[START Extracted material]

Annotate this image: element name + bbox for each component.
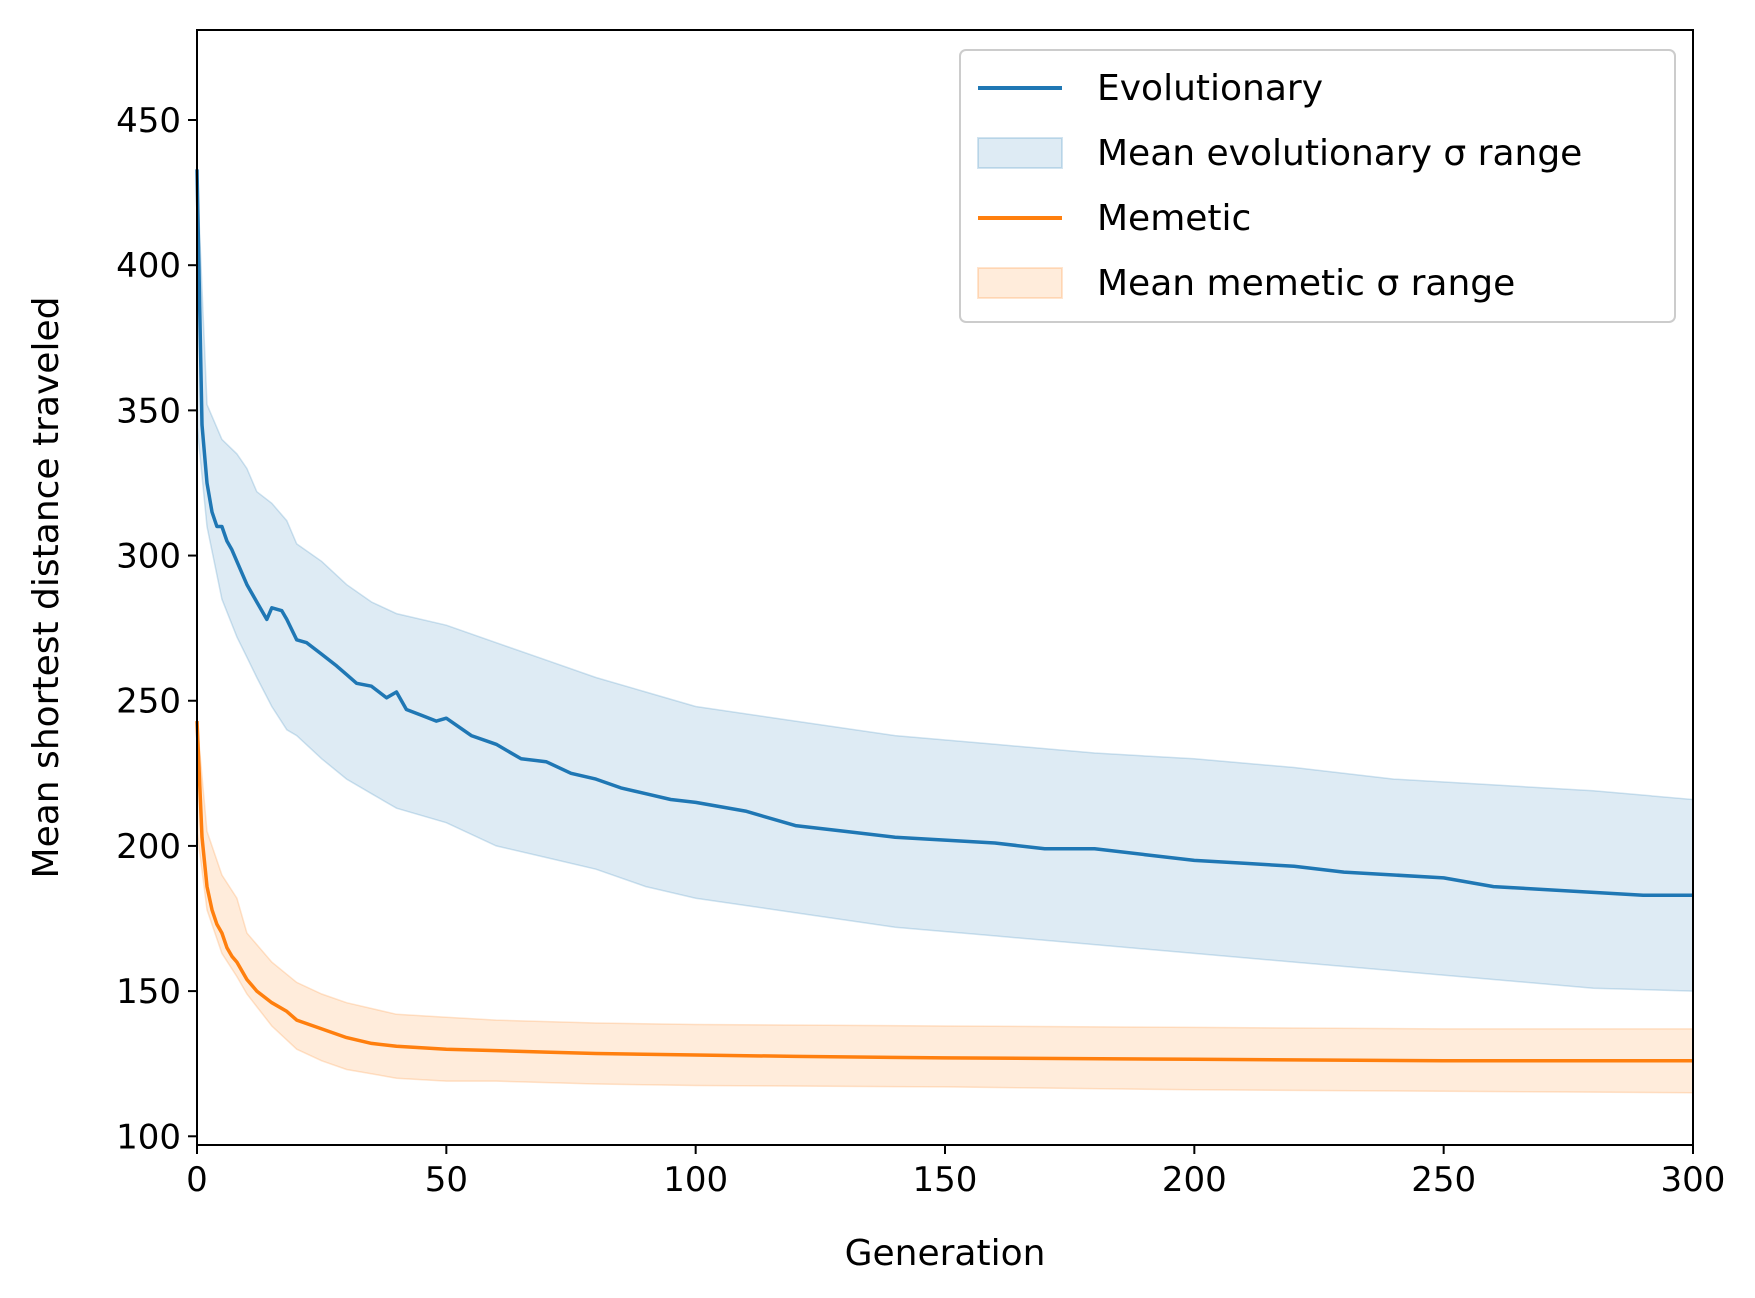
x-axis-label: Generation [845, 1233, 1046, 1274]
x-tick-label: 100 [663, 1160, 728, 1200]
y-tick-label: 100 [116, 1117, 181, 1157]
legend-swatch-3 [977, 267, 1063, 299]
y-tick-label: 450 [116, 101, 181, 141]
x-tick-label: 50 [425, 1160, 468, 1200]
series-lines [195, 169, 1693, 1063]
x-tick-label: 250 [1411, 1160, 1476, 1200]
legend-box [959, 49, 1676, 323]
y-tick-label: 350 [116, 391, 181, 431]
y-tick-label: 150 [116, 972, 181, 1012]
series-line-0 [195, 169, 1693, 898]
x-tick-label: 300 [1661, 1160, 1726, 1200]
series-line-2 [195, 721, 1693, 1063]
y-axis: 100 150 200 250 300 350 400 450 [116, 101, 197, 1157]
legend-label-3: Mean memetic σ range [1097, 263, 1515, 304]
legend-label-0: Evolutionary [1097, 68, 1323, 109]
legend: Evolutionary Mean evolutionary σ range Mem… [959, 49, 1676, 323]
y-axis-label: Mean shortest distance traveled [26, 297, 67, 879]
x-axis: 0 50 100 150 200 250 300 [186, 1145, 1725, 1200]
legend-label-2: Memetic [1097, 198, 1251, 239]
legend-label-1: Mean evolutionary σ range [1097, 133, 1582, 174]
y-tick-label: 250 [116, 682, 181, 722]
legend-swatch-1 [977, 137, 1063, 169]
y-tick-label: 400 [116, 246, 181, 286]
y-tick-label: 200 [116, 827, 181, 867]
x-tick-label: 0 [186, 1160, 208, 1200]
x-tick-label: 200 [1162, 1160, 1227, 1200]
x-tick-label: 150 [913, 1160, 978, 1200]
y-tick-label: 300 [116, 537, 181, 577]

[END Extracted material]
[START Extracted material]

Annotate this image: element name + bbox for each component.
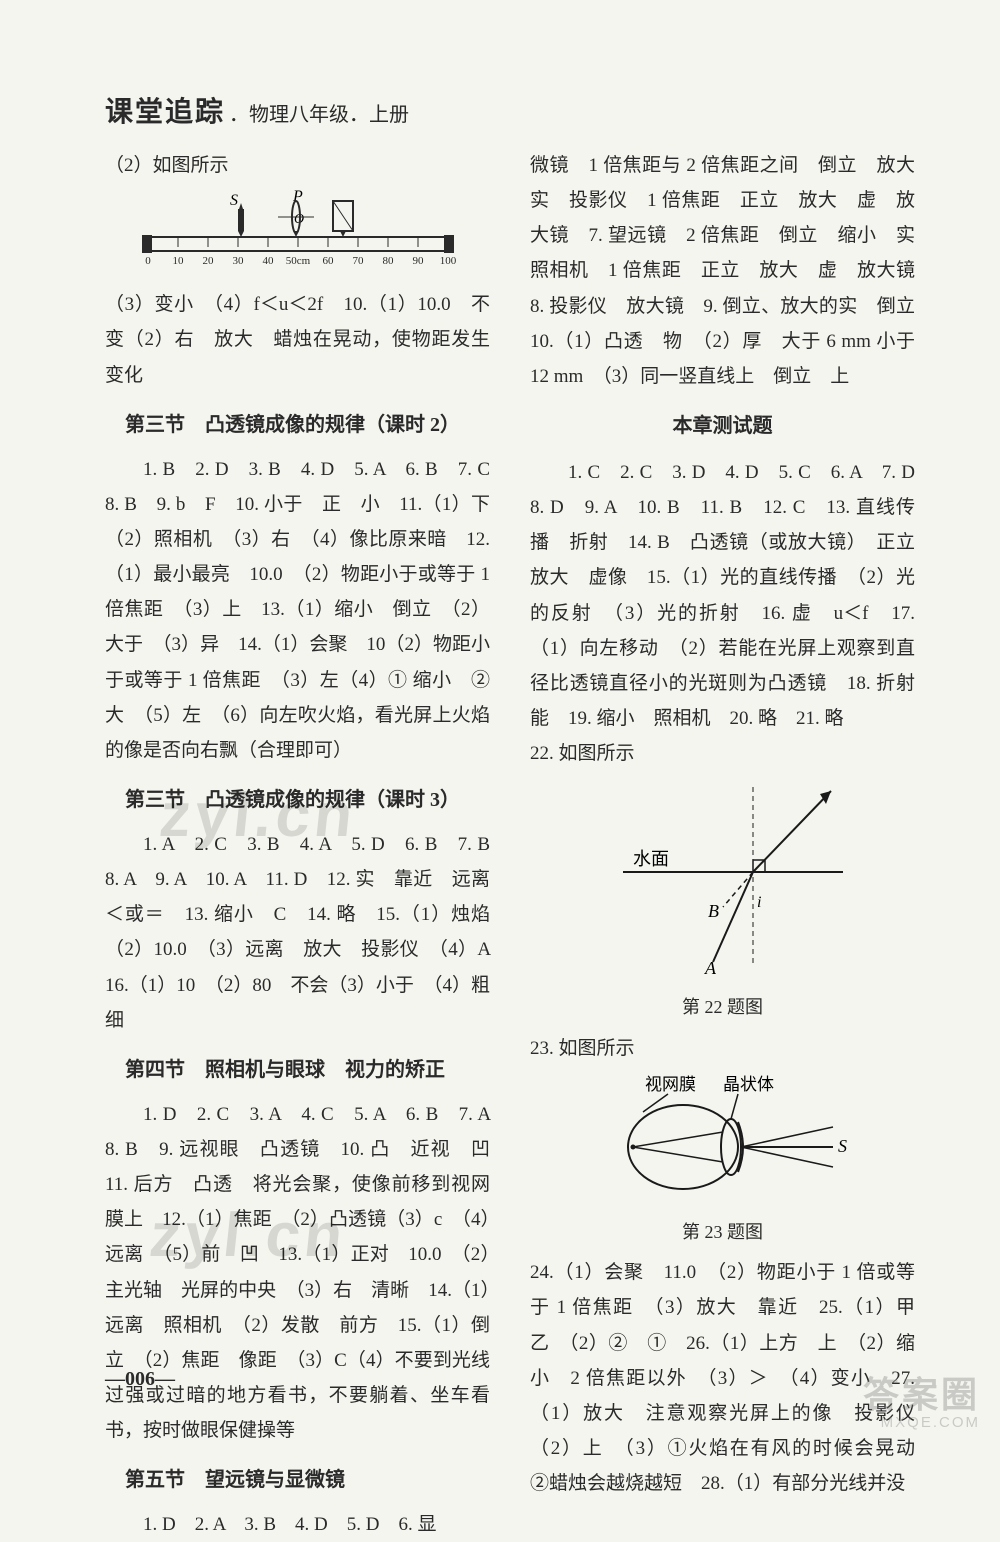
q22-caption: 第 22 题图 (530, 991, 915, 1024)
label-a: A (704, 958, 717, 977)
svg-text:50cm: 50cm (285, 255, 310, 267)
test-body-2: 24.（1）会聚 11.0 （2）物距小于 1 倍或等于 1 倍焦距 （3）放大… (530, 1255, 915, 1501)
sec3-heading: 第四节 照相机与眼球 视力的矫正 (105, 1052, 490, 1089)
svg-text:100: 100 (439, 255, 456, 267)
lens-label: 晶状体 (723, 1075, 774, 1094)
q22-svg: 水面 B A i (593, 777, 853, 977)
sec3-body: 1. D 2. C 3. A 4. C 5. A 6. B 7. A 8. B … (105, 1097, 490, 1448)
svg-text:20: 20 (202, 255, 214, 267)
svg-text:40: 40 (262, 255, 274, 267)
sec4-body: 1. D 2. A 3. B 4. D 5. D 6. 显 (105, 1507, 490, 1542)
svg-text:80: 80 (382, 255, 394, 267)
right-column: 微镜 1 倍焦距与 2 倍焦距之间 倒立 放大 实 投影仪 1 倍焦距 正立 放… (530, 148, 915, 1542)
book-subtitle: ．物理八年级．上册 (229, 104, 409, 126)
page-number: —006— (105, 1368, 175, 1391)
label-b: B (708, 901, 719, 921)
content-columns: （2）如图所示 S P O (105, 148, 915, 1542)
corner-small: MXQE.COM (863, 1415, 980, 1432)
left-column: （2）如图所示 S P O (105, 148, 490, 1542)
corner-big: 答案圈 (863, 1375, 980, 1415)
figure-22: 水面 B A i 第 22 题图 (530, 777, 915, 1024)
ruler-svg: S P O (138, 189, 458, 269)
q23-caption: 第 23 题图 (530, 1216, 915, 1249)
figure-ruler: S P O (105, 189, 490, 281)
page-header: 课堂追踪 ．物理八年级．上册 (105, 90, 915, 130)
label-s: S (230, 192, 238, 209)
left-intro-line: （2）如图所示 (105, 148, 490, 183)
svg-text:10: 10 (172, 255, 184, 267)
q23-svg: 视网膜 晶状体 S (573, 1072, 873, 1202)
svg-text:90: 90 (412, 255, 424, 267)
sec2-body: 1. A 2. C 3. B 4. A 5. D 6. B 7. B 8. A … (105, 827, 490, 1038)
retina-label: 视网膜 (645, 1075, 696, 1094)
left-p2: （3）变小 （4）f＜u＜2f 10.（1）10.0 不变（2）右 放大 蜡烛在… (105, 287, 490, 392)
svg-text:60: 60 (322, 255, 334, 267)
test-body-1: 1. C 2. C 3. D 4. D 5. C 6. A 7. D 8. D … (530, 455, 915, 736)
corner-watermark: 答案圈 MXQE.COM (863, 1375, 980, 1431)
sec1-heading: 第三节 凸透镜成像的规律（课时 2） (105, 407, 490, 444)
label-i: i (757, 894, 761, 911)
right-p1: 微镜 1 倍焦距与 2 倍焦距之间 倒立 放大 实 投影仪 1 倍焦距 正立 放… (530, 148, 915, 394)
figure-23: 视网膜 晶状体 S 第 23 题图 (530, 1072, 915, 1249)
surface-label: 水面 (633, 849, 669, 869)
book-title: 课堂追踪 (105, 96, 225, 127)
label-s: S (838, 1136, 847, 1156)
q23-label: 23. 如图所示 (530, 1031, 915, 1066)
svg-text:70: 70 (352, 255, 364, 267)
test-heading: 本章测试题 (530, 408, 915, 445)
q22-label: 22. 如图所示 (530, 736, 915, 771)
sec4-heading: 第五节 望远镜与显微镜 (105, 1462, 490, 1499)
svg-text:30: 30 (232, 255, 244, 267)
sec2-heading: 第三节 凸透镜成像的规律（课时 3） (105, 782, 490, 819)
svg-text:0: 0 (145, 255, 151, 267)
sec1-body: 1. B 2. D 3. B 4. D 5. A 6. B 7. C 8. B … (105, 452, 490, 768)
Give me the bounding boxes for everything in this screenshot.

[END Extracted material]

Copy the rows starting at the line containing "q22-caption: 第 22 题图 (530, 991, 915, 1024)" and ending at the line containing "lens-label: 晶状体 (723, 1075, 774, 1094)", both included, reproducing each one verbatim.

**Response to this task**
q22-caption: 第 22 题图 (530, 991, 915, 1024)
label-a: A (704, 958, 717, 977)
svg-text:50cm: 50cm (285, 255, 310, 267)
test-body-2: 24.（1）会聚 11.0 （2）物距小于 1 倍或等于 1 倍焦距 （3）放大… (530, 1255, 915, 1501)
sec3-heading: 第四节 照相机与眼球 视力的矫正 (105, 1052, 490, 1089)
svg-text:100: 100 (439, 255, 456, 267)
lens-label: 晶状体 (723, 1075, 774, 1094)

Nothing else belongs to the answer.